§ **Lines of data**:
********

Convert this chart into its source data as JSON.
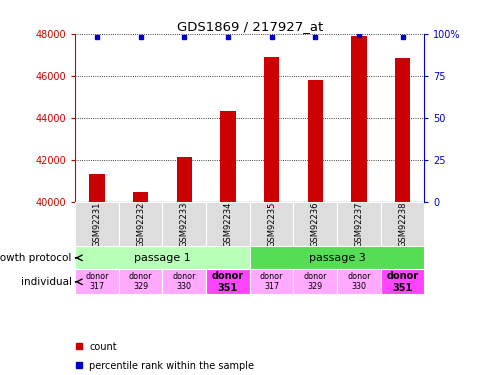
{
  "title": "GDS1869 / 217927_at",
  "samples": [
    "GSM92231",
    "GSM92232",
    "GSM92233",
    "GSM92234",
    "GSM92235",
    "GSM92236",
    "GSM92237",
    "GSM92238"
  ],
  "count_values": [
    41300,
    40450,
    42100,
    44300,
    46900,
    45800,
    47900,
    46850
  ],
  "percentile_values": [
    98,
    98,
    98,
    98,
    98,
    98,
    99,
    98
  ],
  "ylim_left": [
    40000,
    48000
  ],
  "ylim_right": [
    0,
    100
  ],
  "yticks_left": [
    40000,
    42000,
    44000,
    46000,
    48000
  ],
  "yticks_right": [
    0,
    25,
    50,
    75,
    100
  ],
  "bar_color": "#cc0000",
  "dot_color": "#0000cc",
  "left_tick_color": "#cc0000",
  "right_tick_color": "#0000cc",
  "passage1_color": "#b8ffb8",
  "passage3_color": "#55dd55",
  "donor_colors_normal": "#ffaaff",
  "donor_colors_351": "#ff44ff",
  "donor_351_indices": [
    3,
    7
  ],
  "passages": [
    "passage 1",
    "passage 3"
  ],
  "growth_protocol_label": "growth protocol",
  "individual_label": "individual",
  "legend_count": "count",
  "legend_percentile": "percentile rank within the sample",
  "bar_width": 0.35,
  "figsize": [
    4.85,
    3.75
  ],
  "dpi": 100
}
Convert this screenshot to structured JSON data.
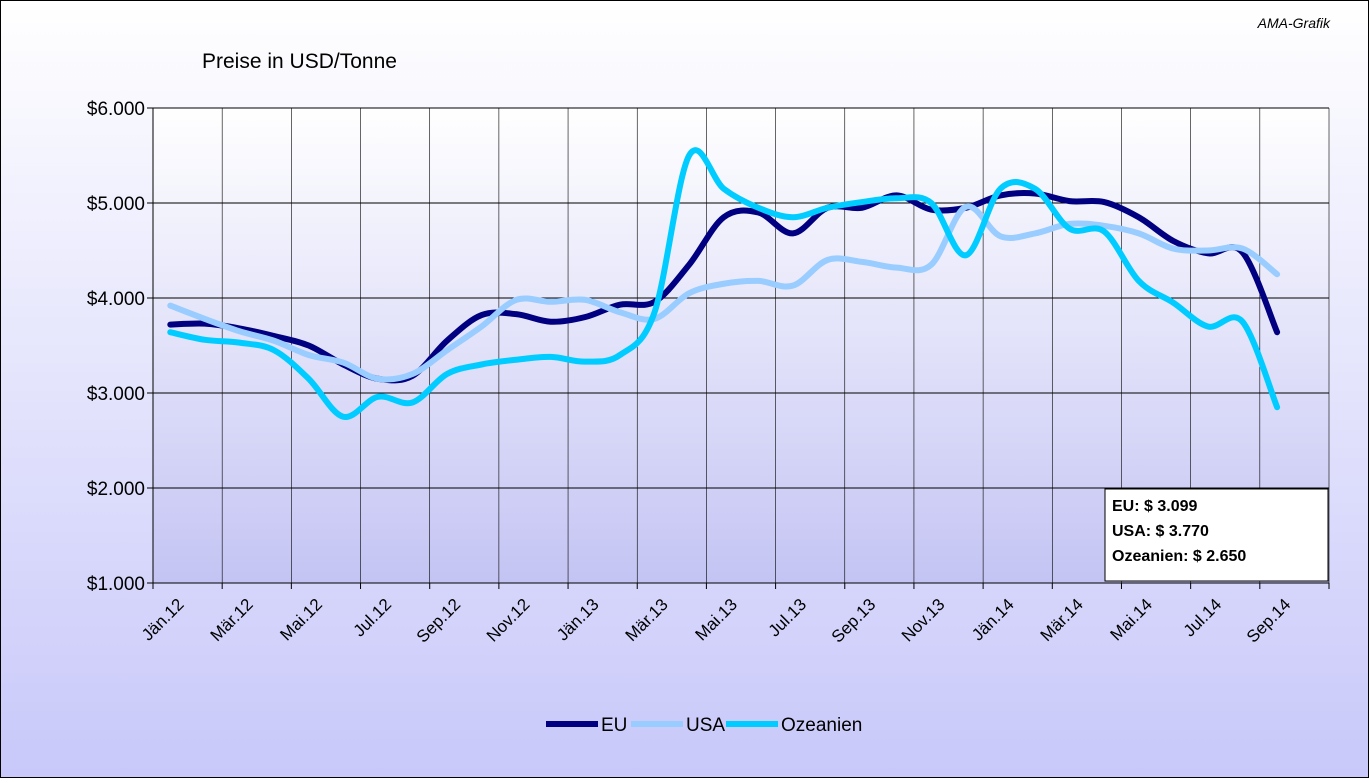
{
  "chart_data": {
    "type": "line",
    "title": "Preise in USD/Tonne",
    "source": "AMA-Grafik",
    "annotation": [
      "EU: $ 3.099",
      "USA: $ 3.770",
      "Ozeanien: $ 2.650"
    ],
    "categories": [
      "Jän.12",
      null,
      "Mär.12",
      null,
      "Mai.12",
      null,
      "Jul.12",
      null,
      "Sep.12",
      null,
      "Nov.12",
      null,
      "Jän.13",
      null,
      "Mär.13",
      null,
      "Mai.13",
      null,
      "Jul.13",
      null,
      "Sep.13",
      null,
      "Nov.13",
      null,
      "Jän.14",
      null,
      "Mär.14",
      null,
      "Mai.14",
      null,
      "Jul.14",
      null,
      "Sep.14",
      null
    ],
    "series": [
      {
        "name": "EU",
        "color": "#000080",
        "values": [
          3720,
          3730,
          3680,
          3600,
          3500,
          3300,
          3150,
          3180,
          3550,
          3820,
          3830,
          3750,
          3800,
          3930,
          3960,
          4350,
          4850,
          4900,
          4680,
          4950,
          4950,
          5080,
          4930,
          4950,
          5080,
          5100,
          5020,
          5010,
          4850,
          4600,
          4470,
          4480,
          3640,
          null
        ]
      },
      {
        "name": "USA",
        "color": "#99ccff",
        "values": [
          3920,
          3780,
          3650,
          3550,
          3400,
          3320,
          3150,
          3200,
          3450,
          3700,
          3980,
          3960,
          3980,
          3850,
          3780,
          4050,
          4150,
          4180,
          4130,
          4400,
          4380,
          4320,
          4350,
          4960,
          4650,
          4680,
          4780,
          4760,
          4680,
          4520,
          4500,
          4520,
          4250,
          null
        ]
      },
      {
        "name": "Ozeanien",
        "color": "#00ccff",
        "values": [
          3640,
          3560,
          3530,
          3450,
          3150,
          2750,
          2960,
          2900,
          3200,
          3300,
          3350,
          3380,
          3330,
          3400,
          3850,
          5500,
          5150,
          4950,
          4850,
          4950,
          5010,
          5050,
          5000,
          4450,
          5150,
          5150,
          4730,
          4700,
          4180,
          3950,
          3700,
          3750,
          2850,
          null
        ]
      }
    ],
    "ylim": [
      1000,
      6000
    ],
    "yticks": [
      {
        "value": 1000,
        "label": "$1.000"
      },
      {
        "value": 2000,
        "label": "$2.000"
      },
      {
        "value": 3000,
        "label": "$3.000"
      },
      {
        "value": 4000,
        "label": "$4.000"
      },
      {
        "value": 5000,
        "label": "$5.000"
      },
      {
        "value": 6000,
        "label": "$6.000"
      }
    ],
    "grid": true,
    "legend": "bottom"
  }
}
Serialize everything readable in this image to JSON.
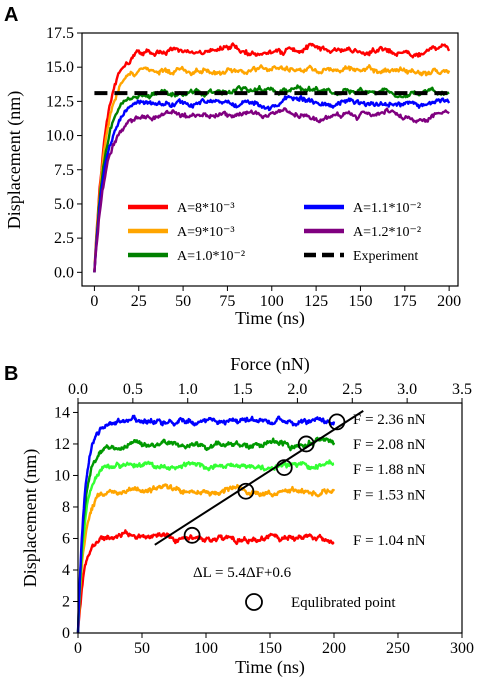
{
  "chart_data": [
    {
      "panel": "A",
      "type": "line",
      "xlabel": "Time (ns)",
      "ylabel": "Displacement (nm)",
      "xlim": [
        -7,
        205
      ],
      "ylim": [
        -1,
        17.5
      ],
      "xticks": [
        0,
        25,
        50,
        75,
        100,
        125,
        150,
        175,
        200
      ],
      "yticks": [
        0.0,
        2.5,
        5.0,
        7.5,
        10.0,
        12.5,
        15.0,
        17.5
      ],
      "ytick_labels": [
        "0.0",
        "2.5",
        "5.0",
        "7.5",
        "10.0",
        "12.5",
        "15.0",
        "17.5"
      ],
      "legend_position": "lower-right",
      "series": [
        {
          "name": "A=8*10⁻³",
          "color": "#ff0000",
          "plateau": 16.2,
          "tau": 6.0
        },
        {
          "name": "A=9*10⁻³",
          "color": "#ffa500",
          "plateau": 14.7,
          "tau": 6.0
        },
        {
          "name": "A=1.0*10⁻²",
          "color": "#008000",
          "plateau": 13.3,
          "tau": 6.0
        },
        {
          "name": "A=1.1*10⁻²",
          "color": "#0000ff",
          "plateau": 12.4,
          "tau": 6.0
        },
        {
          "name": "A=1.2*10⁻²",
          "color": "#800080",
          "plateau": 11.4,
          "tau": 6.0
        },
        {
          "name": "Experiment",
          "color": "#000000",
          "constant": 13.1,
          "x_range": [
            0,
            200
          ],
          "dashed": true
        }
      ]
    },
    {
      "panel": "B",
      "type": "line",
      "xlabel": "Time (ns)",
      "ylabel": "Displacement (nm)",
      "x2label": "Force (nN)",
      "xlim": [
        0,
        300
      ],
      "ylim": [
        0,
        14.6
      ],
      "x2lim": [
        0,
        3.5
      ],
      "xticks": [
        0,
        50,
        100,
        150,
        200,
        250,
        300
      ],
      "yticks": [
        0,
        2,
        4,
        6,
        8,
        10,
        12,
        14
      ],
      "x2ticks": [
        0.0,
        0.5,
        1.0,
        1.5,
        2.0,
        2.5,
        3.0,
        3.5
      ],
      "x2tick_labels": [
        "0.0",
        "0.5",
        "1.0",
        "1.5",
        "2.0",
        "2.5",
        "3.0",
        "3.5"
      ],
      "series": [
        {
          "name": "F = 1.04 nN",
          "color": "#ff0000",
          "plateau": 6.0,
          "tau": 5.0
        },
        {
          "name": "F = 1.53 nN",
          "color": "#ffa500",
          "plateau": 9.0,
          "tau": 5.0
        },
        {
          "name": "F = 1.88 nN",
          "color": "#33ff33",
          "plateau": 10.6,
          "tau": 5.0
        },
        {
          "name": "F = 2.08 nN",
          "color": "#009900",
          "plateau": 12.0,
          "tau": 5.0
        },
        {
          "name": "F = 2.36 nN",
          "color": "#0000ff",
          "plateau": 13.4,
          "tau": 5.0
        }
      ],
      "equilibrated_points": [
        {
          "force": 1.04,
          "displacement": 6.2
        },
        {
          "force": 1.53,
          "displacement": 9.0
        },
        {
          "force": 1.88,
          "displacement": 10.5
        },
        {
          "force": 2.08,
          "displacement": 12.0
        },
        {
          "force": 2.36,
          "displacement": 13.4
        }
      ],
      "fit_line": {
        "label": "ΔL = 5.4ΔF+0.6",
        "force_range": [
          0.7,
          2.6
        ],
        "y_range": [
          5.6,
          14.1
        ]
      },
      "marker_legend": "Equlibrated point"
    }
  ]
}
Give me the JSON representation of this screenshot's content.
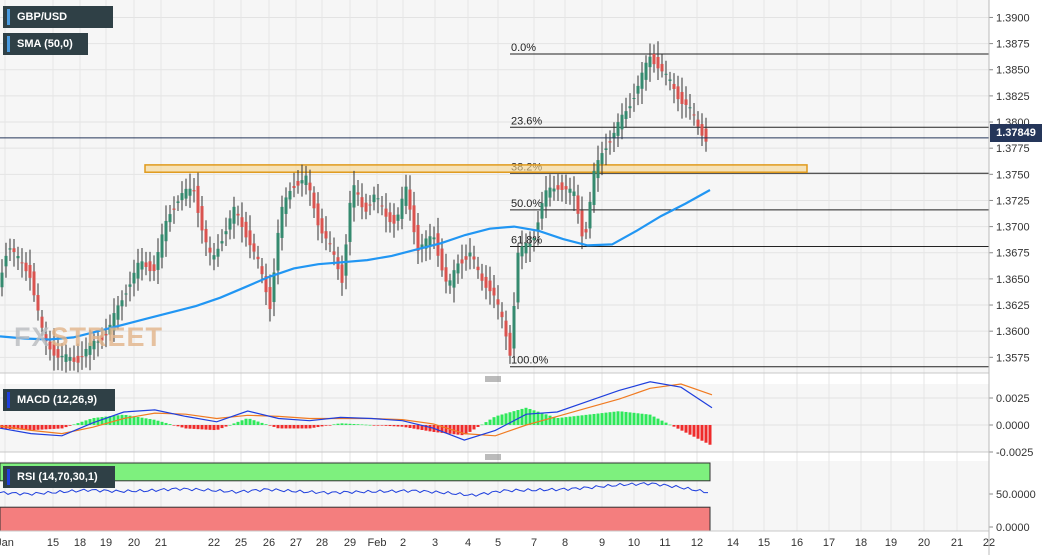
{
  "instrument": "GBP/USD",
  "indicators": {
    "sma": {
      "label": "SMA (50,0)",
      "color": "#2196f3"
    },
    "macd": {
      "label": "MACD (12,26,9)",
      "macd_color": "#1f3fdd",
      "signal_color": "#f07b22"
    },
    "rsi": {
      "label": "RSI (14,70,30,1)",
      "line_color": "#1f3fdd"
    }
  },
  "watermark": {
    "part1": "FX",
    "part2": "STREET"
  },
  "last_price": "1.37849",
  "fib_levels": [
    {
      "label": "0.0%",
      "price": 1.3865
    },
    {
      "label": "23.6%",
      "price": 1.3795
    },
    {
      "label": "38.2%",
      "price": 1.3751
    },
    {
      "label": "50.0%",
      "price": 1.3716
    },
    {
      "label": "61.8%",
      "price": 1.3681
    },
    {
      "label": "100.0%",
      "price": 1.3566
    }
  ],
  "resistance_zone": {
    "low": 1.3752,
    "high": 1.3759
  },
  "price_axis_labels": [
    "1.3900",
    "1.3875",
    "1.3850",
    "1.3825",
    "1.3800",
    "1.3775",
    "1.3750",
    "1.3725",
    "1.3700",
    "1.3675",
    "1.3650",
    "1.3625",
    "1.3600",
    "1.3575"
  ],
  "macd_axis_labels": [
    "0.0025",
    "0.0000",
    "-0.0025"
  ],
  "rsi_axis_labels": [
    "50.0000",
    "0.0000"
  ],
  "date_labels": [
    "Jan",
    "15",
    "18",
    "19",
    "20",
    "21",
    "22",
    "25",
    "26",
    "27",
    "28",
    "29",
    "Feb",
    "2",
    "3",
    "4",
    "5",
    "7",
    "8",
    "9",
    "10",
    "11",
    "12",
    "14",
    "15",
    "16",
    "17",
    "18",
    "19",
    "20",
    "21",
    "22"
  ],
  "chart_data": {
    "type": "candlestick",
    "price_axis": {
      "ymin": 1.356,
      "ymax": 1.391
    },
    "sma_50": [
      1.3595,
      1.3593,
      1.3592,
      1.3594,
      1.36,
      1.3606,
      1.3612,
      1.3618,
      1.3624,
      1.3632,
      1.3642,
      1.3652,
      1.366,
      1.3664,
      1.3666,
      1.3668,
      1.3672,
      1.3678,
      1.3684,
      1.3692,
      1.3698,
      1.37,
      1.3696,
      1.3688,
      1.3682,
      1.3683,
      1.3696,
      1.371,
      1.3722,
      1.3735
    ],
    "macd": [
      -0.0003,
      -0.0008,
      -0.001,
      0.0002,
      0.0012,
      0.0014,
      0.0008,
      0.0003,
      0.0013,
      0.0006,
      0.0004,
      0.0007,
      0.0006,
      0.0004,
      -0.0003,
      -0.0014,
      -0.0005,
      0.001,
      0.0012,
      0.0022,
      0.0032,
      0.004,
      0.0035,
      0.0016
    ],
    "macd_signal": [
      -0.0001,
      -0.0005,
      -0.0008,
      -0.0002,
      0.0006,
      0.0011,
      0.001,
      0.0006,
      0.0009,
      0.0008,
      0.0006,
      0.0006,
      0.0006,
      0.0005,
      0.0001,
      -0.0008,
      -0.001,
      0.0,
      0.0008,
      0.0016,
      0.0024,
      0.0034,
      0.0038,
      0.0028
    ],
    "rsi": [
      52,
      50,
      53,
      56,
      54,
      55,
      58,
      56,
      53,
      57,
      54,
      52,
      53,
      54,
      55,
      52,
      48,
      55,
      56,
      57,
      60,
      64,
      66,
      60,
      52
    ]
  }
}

********

§ **What this task involves**: In the lines above, locate the string "title". Copy every line where it occurs.

§ **Exercise output**:
  "title": "GDS1869 / 217927_at",
    "title": "Preise in USD/Tonne",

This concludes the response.